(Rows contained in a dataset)
━━━
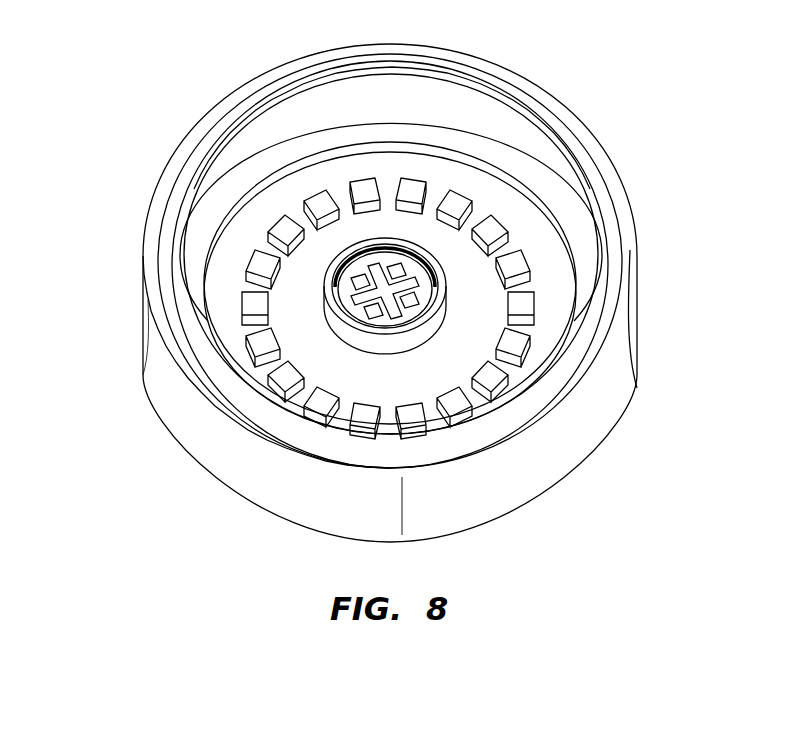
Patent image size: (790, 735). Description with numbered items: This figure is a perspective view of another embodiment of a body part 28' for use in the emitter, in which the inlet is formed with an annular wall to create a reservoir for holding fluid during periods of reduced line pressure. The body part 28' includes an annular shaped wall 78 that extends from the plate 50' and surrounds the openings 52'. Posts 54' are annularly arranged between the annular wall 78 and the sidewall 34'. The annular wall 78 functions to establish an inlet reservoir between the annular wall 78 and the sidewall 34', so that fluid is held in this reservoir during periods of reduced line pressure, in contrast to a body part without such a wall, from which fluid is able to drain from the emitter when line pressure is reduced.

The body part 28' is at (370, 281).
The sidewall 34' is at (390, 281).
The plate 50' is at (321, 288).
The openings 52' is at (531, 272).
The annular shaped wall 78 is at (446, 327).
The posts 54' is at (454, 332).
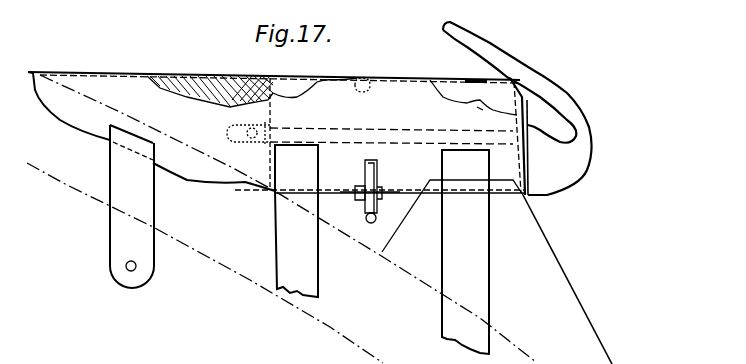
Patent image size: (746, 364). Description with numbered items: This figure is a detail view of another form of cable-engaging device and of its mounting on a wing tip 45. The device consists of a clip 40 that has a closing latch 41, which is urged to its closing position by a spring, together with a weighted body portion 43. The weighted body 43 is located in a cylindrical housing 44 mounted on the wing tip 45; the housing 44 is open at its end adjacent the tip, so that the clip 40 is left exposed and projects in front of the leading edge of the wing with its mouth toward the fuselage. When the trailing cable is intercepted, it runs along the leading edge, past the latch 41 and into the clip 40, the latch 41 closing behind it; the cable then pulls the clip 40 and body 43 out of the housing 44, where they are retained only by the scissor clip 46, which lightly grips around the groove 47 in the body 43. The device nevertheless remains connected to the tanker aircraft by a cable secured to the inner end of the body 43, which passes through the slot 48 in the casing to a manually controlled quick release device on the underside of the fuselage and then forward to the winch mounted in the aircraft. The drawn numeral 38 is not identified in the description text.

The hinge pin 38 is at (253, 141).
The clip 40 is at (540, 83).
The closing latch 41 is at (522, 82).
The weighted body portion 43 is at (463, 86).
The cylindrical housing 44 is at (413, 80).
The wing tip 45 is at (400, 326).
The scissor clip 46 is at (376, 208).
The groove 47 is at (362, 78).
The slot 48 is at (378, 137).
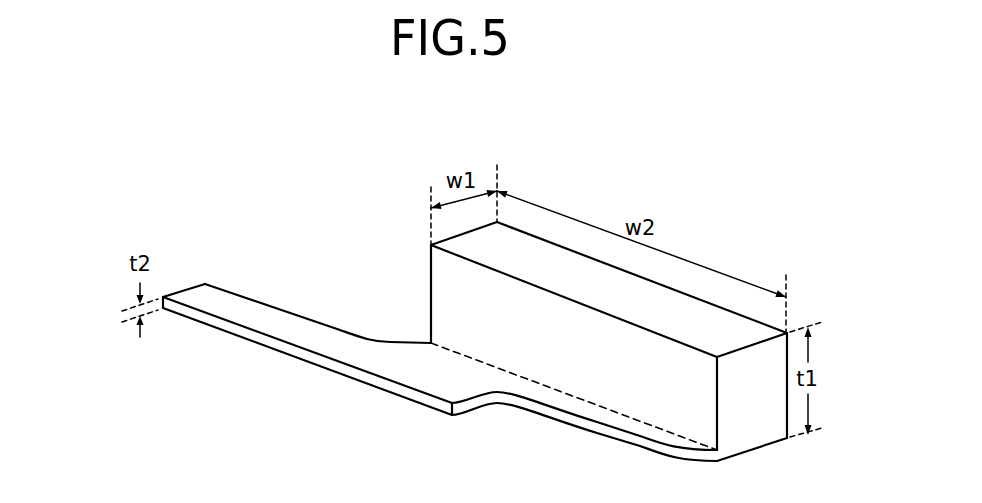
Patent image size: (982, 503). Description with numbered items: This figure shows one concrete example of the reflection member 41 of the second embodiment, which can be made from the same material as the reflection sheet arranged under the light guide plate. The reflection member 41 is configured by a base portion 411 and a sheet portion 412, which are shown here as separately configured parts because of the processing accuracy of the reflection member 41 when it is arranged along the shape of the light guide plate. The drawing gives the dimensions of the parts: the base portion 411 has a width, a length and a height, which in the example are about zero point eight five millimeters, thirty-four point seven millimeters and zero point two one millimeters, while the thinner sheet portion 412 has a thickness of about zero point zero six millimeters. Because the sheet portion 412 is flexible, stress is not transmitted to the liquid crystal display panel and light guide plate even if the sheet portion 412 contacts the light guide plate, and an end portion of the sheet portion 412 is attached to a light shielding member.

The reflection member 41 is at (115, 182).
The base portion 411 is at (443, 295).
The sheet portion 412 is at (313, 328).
━━━
### Directions for this task
Edit the rows from the line that has "Patent image size: (982, 503)." through the last of the rows, replacing "concrete example" with "specific example" and keeping everything else unchanged. Return only these edited lines.

### Exercise response
Patent image size: (982, 503). Description with numbered items: This figure shows one specific example of the reflection member 41 of the second embodiment, which can be made from the same material as the reflection sheet arranged under the light guide plate. The reflection member 41 is configured by a base portion 411 and a sheet portion 412, which are shown here as separately configured parts because of the processing accuracy of the reflection member 41 when it is arranged along the shape of the light guide plate. The drawing gives the dimensions of the parts: the base portion 411 has a width, a length and a height, which in the example are about zero point eight five millimeters, thirty-four point seven millimeters and zero point two one millimeters, while the thinner sheet portion 412 has a thickness of about zero point zero six millimeters. Because the sheet portion 412 is flexible, stress is not transmitted to the liquid crystal display panel and light guide plate even if the sheet portion 412 contacts the light guide plate, and an end portion of the sheet portion 412 is attached to a light shielding member.

The reflection member 41 is at (115, 182).
The base portion 411 is at (443, 295).
The sheet portion 412 is at (313, 328).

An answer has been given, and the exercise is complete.